Hospital case managers should create alliances with primary care providers who can share information that will help in creating a discharge plan, according to the chief executive officer of El Rio Community Health Center in Tucson, AZ.
• El Rio has developed a patient portal through which the health center staff and staff at three health systems share information to help patients get the care they need and create smooth transitions.
• Information on patients’ behavioral health issues is also on the patient portal so clinicians at all levels of care will be aware of potential roadblocks to care.
• The health center staff has regular meetings with skilled nursing facilities and home health agencies, and the next step is to include hospital case managers to work on ways to smooth transitions between all levels of care.
Hospital-based case managers don’t have to start from scratch when they are gathering information on a new patient, says Nancy J. Johnson, RN, PhD, chief executive officer of El Rio Community Health Center in Tucson, AZ. The case manager at the patient’s primary care office probably can provide everything needed to develop a successful discharge plan, she adds.

PROBLEM TO SOLVE:
Answer these questions from the passage on El Rio Community Health Center:
(a) With staff at how many health systems does the health center staff share information through the patient portal?
(b) What kind of patient issues does the portal also hold information on?
(c) Who is the chief executive officer of El Rio Community Health Center?

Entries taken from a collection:

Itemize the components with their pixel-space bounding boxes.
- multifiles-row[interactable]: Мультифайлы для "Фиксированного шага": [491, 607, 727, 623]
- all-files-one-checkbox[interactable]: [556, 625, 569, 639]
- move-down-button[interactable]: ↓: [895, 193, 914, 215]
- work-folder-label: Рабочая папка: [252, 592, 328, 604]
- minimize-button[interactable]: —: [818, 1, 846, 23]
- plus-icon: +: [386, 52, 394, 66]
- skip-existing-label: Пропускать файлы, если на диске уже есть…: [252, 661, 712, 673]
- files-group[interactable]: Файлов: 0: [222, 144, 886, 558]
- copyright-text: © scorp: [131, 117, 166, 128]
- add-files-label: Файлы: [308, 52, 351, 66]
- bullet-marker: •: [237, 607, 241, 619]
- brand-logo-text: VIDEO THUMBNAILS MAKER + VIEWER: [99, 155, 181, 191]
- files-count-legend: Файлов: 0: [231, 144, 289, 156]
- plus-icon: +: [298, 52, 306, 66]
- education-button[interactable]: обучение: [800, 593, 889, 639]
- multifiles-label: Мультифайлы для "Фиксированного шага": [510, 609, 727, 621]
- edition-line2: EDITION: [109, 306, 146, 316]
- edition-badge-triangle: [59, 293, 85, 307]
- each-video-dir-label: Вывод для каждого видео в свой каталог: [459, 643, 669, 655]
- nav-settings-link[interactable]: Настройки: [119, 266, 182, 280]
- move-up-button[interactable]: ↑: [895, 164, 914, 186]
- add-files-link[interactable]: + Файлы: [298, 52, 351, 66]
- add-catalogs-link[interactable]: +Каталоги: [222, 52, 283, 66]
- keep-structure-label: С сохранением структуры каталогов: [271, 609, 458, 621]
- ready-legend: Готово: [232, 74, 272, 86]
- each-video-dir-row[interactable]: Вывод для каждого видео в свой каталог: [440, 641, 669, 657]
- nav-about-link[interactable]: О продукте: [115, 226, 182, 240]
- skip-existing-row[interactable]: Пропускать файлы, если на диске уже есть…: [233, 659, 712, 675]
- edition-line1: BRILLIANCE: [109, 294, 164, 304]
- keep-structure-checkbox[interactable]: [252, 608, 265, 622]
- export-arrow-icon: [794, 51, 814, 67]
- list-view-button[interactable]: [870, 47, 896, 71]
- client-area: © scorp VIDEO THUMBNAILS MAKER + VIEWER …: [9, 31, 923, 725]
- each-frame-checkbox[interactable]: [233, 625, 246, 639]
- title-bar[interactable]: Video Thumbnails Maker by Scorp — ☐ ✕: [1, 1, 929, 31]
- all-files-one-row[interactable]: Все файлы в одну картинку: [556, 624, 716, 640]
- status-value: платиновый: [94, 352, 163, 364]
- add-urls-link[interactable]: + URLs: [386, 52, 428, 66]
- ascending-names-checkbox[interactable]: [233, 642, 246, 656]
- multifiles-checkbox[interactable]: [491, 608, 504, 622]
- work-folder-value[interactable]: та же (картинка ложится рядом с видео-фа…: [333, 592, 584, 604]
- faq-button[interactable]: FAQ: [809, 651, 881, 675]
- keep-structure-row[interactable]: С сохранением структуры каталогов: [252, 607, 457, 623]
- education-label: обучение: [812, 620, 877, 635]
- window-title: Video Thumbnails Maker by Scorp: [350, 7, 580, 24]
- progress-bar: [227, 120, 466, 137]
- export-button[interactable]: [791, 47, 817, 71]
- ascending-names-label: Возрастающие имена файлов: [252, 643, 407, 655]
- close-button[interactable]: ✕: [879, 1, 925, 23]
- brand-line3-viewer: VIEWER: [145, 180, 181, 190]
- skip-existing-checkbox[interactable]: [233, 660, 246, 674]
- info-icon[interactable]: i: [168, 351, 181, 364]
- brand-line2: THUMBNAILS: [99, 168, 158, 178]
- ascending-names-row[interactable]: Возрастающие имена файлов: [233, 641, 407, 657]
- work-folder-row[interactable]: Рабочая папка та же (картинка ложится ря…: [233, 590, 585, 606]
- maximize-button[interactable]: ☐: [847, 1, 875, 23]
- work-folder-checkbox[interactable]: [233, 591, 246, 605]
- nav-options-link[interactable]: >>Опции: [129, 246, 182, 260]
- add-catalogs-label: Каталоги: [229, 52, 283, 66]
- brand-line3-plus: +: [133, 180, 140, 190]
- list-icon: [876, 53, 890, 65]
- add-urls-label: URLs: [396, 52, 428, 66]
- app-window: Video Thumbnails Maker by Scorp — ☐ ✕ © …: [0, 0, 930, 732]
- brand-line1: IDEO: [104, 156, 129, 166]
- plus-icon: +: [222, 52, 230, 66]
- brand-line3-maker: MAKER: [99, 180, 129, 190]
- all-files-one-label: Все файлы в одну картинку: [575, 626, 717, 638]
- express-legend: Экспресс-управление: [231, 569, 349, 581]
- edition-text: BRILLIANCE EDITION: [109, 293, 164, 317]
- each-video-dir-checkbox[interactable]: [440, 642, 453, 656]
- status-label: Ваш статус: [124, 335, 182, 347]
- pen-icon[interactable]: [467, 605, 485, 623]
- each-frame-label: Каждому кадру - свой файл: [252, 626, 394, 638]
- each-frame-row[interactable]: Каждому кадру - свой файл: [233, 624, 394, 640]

RESULT FOR THIS EXERCISE:
(a) Three.
(b) Behavioral health issues.
(c) Nancy J. Johnson, RN, PhD.